- [What you will do] What is the count of lines that hold the word "type"? Give only the number.

- [Dataset listings of figures]
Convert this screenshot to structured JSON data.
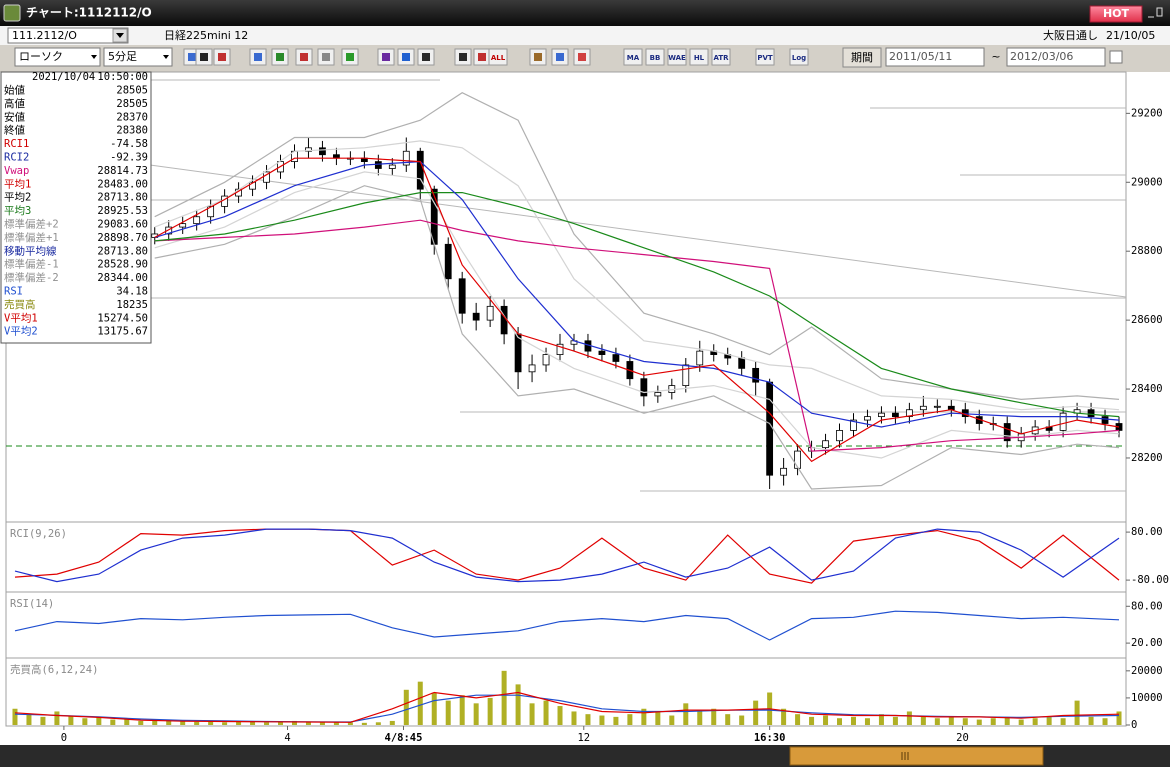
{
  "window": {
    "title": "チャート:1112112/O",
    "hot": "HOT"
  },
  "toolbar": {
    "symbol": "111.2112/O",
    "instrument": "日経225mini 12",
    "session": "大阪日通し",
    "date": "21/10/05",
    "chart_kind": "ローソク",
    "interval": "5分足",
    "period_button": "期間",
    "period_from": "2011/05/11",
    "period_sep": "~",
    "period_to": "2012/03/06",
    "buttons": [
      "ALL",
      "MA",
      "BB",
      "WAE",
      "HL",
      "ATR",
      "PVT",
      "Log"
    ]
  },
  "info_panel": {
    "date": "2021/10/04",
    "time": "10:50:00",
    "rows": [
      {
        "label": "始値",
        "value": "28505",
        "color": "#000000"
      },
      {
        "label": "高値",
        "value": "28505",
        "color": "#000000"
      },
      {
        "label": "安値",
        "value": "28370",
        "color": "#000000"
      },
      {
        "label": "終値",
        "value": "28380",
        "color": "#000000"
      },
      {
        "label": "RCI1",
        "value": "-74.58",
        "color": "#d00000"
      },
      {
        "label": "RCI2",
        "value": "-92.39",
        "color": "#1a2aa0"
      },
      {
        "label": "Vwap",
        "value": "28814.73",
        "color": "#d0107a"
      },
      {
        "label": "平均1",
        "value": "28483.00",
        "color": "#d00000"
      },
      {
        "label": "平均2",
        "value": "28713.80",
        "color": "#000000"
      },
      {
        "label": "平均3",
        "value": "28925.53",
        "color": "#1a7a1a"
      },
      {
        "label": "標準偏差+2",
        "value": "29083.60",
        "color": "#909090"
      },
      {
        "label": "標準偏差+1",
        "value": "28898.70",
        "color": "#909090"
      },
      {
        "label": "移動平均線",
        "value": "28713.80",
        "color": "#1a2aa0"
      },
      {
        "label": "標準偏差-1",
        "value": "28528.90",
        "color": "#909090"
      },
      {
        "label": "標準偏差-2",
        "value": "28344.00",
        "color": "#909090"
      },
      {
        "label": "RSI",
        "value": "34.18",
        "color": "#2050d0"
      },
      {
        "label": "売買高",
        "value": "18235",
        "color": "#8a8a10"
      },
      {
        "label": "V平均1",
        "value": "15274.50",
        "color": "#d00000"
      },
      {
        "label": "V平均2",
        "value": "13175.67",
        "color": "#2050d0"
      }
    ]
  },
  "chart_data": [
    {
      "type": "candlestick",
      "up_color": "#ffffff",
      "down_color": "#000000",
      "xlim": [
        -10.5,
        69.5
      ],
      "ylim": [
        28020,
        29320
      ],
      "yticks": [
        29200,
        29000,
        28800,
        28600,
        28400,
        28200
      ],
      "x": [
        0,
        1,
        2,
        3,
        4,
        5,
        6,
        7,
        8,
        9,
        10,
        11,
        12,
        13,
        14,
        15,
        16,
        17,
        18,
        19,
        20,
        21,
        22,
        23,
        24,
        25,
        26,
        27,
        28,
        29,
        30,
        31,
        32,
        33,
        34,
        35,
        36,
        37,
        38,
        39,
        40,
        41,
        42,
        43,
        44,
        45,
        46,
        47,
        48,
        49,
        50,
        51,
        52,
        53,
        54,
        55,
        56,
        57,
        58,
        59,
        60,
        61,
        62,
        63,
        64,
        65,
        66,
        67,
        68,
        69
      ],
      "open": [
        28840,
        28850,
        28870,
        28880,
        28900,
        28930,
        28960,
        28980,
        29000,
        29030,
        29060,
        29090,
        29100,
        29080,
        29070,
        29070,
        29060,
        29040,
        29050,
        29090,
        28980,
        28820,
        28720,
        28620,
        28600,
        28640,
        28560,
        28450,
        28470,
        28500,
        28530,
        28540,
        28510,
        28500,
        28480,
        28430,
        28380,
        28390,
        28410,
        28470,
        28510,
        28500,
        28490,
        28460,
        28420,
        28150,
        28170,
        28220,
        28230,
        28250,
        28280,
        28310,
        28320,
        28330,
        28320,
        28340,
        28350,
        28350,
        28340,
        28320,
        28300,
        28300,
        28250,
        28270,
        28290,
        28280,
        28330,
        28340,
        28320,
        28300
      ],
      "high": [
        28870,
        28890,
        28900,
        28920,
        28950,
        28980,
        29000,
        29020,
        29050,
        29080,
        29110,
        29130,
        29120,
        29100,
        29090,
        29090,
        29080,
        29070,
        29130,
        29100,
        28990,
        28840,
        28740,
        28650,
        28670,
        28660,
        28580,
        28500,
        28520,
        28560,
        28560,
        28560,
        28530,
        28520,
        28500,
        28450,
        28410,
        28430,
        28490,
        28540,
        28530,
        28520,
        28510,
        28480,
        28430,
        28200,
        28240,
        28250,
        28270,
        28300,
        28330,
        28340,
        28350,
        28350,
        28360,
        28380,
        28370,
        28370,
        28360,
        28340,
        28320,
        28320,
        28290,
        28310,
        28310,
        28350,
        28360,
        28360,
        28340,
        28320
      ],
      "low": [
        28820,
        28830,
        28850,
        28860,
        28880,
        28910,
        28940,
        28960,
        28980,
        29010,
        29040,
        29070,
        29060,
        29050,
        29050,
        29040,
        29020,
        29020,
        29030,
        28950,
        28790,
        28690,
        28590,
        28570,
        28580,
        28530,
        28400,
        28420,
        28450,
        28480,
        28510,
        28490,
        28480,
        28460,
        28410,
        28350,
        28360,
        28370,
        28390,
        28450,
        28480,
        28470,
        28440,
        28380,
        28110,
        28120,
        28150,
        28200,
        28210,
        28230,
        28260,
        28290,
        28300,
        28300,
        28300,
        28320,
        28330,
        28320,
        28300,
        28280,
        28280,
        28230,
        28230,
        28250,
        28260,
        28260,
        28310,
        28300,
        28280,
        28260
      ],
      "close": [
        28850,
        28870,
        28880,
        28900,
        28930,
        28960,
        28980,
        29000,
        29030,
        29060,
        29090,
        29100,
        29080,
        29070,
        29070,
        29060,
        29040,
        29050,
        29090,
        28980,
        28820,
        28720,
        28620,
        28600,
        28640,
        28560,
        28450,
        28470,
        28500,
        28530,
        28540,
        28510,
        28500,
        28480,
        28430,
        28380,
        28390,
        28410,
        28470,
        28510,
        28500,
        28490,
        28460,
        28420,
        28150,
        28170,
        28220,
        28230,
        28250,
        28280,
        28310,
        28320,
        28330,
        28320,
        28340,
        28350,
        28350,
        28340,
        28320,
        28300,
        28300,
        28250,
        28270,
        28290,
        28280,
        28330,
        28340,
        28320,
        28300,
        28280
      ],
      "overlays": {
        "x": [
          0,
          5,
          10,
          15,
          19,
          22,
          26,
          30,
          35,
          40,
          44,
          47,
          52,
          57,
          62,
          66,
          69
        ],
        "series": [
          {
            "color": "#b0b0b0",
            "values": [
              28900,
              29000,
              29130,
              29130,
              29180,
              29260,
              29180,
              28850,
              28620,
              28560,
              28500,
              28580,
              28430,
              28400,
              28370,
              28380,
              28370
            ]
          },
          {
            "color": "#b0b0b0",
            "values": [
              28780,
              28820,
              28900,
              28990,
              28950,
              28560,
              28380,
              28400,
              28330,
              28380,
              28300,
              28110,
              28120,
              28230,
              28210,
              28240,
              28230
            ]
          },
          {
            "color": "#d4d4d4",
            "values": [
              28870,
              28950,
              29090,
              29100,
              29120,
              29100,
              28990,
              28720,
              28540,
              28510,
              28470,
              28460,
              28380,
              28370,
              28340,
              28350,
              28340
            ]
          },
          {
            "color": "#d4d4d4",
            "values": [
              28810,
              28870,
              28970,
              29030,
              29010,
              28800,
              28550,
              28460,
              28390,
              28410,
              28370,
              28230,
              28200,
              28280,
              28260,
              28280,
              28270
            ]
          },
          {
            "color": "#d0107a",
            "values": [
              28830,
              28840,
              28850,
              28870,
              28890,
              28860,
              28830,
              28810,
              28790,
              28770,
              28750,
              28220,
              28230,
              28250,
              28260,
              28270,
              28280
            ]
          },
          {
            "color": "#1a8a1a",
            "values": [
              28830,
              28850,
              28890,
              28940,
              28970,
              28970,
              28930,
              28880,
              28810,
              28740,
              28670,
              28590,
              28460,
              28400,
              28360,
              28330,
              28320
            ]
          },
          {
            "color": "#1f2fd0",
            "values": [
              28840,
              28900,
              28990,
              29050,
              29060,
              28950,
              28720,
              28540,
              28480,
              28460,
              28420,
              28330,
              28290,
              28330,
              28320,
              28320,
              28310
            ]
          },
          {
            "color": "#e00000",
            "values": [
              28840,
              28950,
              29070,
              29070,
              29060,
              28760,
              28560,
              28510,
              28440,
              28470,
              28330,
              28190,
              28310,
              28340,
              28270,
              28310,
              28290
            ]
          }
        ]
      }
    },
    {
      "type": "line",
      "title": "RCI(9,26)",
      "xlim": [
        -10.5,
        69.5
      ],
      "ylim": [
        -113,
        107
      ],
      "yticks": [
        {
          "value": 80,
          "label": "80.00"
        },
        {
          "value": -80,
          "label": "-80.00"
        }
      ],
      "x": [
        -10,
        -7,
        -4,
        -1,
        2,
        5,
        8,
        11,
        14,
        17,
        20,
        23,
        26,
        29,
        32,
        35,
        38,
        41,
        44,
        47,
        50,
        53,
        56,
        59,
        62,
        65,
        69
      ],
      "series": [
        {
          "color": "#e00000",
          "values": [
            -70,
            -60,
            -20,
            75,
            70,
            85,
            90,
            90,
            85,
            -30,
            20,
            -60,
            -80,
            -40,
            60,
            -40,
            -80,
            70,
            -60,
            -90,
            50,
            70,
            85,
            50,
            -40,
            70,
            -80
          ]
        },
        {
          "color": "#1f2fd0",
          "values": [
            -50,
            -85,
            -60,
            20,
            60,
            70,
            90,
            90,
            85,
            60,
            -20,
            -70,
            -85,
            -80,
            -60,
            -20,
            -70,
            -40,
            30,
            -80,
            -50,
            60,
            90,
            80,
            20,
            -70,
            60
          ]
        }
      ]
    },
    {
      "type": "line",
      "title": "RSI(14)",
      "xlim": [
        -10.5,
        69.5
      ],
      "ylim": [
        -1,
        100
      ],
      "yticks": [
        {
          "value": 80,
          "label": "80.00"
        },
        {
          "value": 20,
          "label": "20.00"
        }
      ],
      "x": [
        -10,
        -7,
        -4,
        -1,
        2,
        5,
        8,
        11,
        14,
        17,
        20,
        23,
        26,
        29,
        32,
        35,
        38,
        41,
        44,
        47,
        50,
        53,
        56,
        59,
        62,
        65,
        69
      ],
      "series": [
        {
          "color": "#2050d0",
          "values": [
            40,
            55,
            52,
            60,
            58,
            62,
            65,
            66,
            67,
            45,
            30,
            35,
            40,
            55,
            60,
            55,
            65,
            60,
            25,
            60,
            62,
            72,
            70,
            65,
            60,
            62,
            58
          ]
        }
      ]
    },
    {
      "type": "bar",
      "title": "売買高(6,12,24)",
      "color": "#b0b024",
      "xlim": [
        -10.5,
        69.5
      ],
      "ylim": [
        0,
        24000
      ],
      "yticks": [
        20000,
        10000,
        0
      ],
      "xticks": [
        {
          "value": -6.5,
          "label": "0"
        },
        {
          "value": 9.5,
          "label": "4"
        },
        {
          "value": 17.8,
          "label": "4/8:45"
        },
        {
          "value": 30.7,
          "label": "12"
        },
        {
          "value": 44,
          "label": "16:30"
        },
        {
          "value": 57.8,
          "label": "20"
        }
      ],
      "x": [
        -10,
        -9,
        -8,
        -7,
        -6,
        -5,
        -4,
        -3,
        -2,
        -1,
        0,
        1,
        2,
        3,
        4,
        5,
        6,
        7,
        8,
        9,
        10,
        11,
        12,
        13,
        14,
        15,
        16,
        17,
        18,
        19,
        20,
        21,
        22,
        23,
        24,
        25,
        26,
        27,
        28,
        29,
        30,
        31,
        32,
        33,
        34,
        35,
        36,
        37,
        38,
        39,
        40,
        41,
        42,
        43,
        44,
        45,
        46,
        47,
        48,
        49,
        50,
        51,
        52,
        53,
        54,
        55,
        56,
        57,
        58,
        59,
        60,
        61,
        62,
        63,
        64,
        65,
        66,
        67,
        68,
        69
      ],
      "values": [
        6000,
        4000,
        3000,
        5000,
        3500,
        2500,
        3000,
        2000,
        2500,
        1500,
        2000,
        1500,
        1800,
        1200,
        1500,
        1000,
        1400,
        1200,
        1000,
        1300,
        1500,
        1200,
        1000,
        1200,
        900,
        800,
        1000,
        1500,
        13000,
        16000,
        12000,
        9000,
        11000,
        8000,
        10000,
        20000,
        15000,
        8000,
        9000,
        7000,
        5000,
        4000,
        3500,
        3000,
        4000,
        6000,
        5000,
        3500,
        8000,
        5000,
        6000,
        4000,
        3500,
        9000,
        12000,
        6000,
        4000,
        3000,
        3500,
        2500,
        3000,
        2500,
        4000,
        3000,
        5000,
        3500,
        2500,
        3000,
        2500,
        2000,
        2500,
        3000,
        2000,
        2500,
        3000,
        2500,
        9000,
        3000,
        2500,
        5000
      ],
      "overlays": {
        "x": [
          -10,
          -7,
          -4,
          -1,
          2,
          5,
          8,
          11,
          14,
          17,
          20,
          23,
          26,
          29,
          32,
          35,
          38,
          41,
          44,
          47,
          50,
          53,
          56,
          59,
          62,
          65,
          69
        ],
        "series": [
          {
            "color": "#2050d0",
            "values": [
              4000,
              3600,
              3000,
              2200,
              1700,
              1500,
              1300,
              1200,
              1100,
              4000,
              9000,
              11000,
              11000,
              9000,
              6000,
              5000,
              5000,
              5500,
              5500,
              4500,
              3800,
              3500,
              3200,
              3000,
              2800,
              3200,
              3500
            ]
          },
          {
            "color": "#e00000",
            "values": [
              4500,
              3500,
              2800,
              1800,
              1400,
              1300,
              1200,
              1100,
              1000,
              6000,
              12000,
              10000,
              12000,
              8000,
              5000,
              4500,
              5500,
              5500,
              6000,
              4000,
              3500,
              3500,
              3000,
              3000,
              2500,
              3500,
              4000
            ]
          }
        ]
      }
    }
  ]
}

- [Expected answer] 4